** BEGIN **
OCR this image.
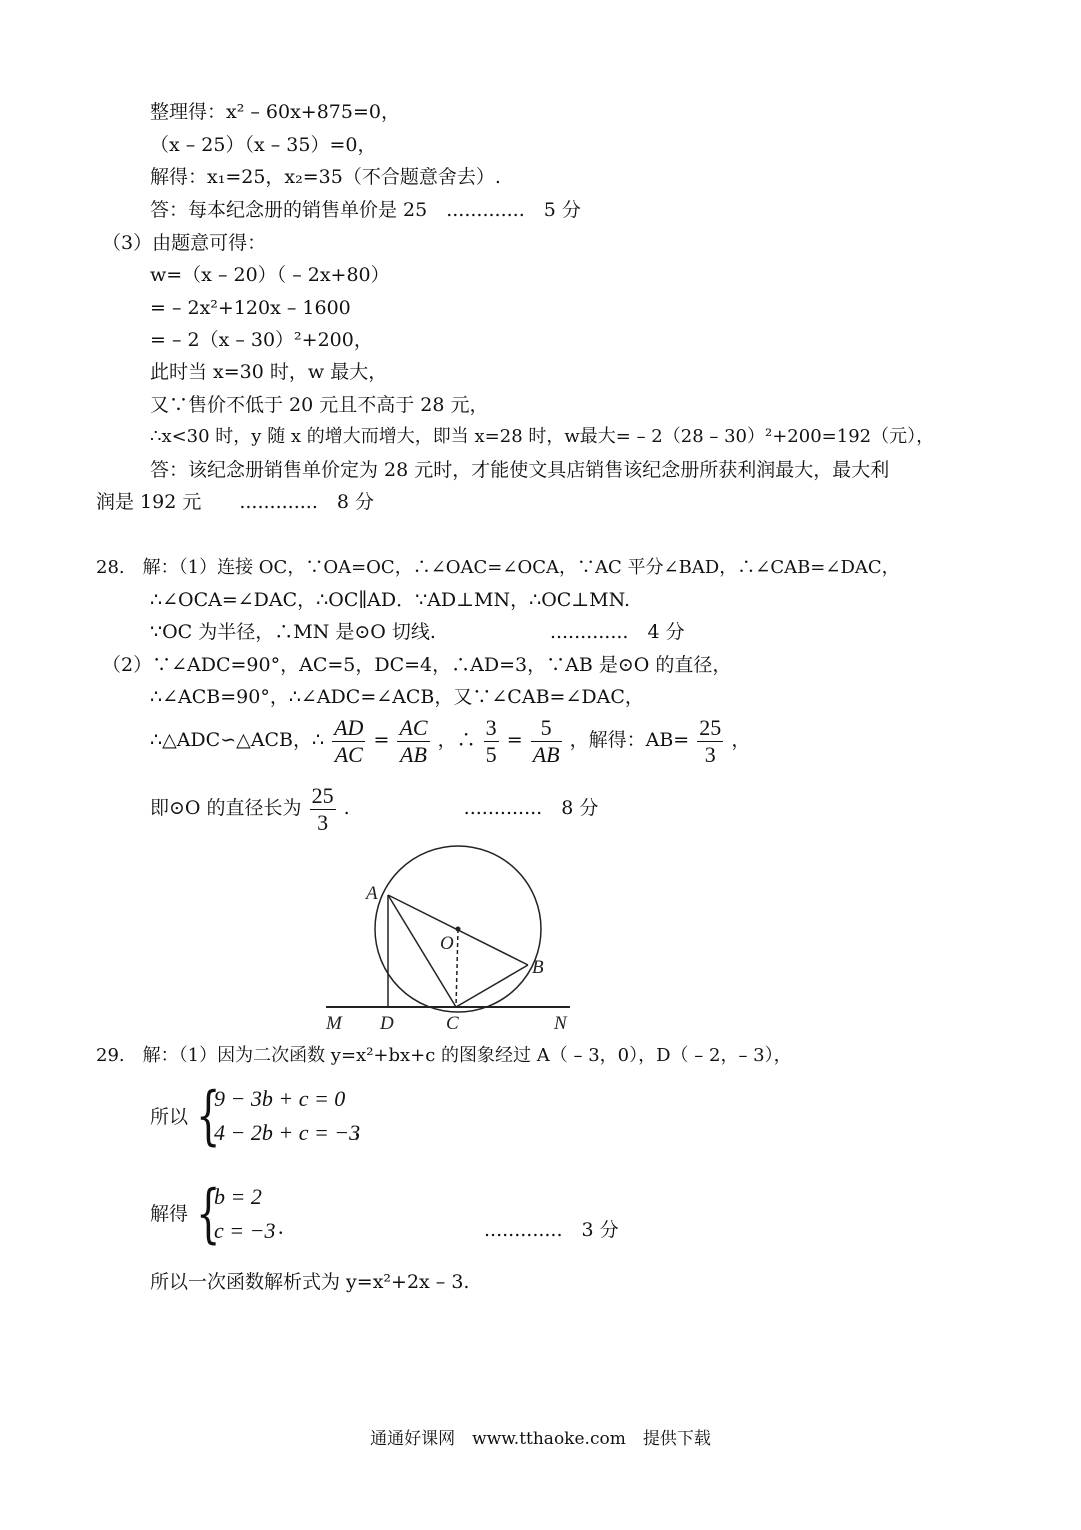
整理得：x² – 60x+875=0，
（x – 25）（x – 35）=0，
解得：x₁=25，x₂=35（不合题意舍去）.
答：每本纪念册的销售单价是 25　.............　5 分
（3）由题意可得：
w=（x – 20）（ – 2x+80）
= – 2x²+120x – 1600
= – 2（x – 30）²+200，
此时当 x=30 时，w 最大，
又∵售价不低于 20 元且不高于 28 元，
∴x<30 时，y 随 x 的增大而增大，即当 x=28 时，w最大= – 2（28 – 30）²+200=192（元），
答：该纪念册销售单价定为 28 元时，才能使文具店销售该纪念册所获利润最大，最大利
润是 192 元　　.............　8 分
28.　解：（1）连接 OC，∵OA=OC，∴∠OAC=∠OCA，∵AC 平分∠BAD，∴∠CAB=∠DAC，
∴∠OCA=∠DAC，∴OC∥AD．∵AD⊥MN，∴OC⊥MN.
∵OC 为半径，∴MN 是⊙O 切线.　　　　　　.............　4 分
（2）∵∠ADC=90°，AC=5，DC=4，∴AD=3，∵AB 是⊙O 的直径，
∴∠ACB=90°，∴∠ADC=∠ACB，又∵∠CAB=∠DAC，
∴△ADC∽△ACB，∴ $\frac{AD}{AC} = \frac{AC}{AB}$ ，∴ $\frac{3}{5} = \frac{5}{AB}$ ，解得：$AB= \frac{25}{3}$ ，
即⊙O 的直径长为 $\frac{25}{3}$ .　　　　　　.............　8 分
A
O
B
M D	C	N
29.　解：（1）因为二次函数 y=x²+bx+c 的图象经过 A（ – 3，0），D（ – 2，– 3），
所以 {
9 − 3b + c = 0
4 − 2b + c = −3
，
解得 {
b = 2
c = −3 .	.............　3 分
所以一次函数解析式为 y=x²+2x – 3.
通通好课网　www.tthaoke.com　提供下载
** END **
# Written problem
Using the listing above, work out how many of its lines include "frac", and give only the result.

# Task result
2